Write out every entry exactly as it stands.
━━━━━ LISTING
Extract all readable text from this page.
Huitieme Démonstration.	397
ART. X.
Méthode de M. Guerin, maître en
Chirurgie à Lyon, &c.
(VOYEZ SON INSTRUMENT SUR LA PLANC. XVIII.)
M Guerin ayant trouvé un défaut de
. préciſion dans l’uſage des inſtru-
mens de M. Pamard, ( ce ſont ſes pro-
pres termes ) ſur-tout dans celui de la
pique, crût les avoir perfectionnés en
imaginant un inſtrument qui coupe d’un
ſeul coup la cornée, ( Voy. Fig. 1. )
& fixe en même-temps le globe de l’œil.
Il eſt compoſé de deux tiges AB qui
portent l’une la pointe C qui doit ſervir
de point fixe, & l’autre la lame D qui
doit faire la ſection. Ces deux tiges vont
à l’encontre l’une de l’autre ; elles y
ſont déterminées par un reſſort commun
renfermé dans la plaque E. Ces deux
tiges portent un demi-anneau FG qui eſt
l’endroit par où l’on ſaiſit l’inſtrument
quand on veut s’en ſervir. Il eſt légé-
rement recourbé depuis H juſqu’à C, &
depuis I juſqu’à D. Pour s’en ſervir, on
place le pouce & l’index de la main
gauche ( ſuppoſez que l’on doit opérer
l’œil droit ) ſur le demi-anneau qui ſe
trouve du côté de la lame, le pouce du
━━━━━━━━━━
* _COMPLETE OUTPUT_:
Extract all readable text from this page.
Huitieme Démonstration.	397
ART. X.
Méthode de M. Guerin, maître en
Chirurgie à Lyon, &c.
(VOYEZ SON INSTRUMENT SUR LA PLANC. XVIII.)
M Guerin ayant trouvé un défaut de
. préciſion dans l’uſage des inſtru-
mens de M. Pamard, ( ce ſont ſes pro-
pres termes ) ſur-tout dans celui de la
pique, crût les avoir perfectionnés en
imaginant un inſtrument qui coupe d’un
ſeul coup la cornée, ( Voy. Fig. 1. )
& fixe en même-temps le globe de l’œil.
Il eſt compoſé de deux tiges AB qui
portent l’une la pointe C qui doit ſervir
de point fixe, & l’autre la lame D qui
doit faire la ſection. Ces deux tiges vont
à l’encontre l’une de l’autre ; elles y
ſont déterminées par un reſſort commun
renfermé dans la plaque E. Ces deux
tiges portent un demi-anneau FG qui eſt
l’endroit par où l’on ſaiſit l’inſtrument
quand on veut s’en ſervir. Il eſt légé-
rement recourbé depuis H juſqu’à C, &
depuis I juſqu’à D. Pour s’en ſervir, on
place le pouce & l’index de la main
gauche ( ſuppoſez que l’on doit opérer
l’œil droit ) ſur le demi-anneau qui ſe
trouve du côté de la lame, le pouce du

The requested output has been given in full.